- _Extracted records_:
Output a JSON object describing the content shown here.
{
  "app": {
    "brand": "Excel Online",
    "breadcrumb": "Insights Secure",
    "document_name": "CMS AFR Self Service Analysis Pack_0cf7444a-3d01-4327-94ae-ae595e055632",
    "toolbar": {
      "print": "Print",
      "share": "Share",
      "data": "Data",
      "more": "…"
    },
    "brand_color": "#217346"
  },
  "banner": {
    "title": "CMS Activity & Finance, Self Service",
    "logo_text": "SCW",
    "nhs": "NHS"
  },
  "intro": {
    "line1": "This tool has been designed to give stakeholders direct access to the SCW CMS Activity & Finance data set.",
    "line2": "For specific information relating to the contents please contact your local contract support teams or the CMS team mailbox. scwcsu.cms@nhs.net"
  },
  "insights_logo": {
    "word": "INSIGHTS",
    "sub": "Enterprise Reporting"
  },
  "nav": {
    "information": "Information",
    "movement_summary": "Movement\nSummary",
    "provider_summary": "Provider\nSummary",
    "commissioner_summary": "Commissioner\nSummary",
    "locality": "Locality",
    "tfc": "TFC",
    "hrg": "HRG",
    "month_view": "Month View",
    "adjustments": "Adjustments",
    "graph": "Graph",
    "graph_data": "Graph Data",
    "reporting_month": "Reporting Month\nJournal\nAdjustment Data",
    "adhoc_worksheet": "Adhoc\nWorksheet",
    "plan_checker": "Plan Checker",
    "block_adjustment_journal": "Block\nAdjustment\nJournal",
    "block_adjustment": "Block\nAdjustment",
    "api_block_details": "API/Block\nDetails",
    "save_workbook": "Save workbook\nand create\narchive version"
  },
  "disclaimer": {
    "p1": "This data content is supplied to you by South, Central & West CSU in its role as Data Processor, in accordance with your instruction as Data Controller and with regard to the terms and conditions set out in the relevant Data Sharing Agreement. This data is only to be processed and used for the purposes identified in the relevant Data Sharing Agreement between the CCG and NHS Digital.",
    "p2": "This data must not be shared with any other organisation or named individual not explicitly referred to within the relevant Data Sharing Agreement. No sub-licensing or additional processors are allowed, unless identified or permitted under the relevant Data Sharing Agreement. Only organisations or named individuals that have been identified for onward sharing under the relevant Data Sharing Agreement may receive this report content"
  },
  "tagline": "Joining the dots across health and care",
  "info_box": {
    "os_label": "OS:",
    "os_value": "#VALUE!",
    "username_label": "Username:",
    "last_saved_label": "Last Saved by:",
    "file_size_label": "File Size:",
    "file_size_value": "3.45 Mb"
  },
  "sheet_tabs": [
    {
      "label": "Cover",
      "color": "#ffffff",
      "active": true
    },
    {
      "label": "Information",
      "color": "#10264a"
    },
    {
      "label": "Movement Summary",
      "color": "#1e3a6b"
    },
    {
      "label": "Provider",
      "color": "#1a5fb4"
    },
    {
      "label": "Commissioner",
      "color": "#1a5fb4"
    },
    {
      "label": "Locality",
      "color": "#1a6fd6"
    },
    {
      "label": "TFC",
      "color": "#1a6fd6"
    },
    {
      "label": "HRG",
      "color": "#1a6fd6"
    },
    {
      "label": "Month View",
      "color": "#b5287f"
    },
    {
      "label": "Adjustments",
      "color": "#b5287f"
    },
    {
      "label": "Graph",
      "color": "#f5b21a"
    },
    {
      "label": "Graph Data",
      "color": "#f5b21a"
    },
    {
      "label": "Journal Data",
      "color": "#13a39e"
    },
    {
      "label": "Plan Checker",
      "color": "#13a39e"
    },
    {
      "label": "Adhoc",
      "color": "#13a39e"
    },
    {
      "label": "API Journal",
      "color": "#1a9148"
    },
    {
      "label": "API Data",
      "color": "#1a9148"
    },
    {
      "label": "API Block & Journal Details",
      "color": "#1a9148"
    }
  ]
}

- _GOAL_: Copy all of the material word for word.

- _RESULT FOR THIS TASK_:
Output a JSON object describing the content shown here.
{
  "app": {
    "brand": "Excel Online",
    "breadcrumb": "Insights Secure",
    "document_name": "CMS AFR Self Service Analysis Pack_0cf7444a-3d01-4327-94ae-ae595e055632",
    "toolbar": {
      "print": "Print",
      "share": "Share",
      "data": "Data",
      "more": "…"
    },
    "brand_color": "#217346"
  },
  "banner": {
    "title": "CMS Activity & Finance, Self Service",
    "logo_text": "SCW",
    "nhs": "NHS"
  },
  "intro": {
    "line1": "This tool has been designed to give stakeholders direct access to the SCW CMS Activity & Finance data set.",
    "line2": "For specific information relating to the contents please contact your local contract support teams or the CMS team mailbox. scwcsu.cms@nhs.net"
  },
  "insights_logo": {
    "word": "INSIGHTS",
    "sub": "Enterprise Reporting"
  },
  "nav": {
    "information": "Information",
    "movement_summary": "Movement\nSummary",
    "provider_summary": "Provider\nSummary",
    "commissioner_summary": "Commissioner\nSummary",
    "locality": "Locality",
    "tfc": "TFC",
    "hrg": "HRG",
    "month_view": "Month View",
    "adjustments": "Adjustments",
    "graph": "Graph",
    "graph_data": "Graph Data",
    "reporting_month": "Reporting Month\nJournal\nAdjustment Data",
    "adhoc_worksheet": "Adhoc\nWorksheet",
    "plan_checker": "Plan Checker",
    "block_adjustment_journal": "Block\nAdjustment\nJournal",
    "block_adjustment": "Block\nAdjustment",
    "api_block_details": "API/Block\nDetails",
    "save_workbook": "Save workbook\nand create\narchive version"
  },
  "disclaimer": {
    "p1": "This data content is supplied to you by South, Central & West CSU in its role as Data Processor, in accordance with your instruction as Data Controller and with regard to the terms and conditions set out in the relevant Data Sharing Agreement. This data is only to be processed and used for the purposes identified in the relevant Data Sharing Agreement between the CCG and NHS Digital.",
    "p2": "This data must not be shared with any other organisation or named individual not explicitly referred to within the relevant Data Sharing Agreement. No sub-licensing or additional processors are allowed, unless identified or permitted under the relevant Data Sharing Agreement. Only organisations or named individuals that have been identified for onward sharing under the relevant Data Sharing Agreement may receive this report content"
  },
  "tagline": "Joining the dots across health and care",
  "info_box": {
    "os_label": "OS:",
    "os_value": "#VALUE!",
    "username_label": "Username:",
    "last_saved_label": "Last Saved by:",
    "file_size_label": "File Size:",
    "file_size_value": "3.45 Mb"
  },
  "sheet_tabs": [
    {
      "label": "Cover",
      "color": "#ffffff",
      "active": true
    },
    {
      "label": "Information",
      "color": "#10264a"
    },
    {
      "label": "Movement Summary",
      "color": "#1e3a6b"
    },
    {
      "label": "Provider",
      "color": "#1a5fb4"
    },
    {
      "label": "Commissioner",
      "color": "#1a5fb4"
    },
    {
      "label": "Locality",
      "color": "#1a6fd6"
    },
    {
      "label": "TFC",
      "color": "#1a6fd6"
    },
    {
      "label": "HRG",
      "color": "#1a6fd6"
    },
    {
      "label": "Month View",
      "color": "#b5287f"
    },
    {
      "label": "Adjustments",
      "color": "#b5287f"
    },
    {
      "label": "Graph",
      "color": "#f5b21a"
    },
    {
      "label": "Graph Data",
      "color": "#f5b21a"
    },
    {
      "label": "Journal Data",
      "color": "#13a39e"
    },
    {
      "label": "Plan Checker",
      "color": "#13a39e"
    },
    {
      "label": "Adhoc",
      "color": "#13a39e"
    },
    {
      "label": "API Journal",
      "color": "#1a9148"
    },
    {
      "label": "API Data",
      "color": "#1a9148"
    },
    {
      "label": "API Block & Journal Details",
      "color": "#1a9148"
    }
  ]
}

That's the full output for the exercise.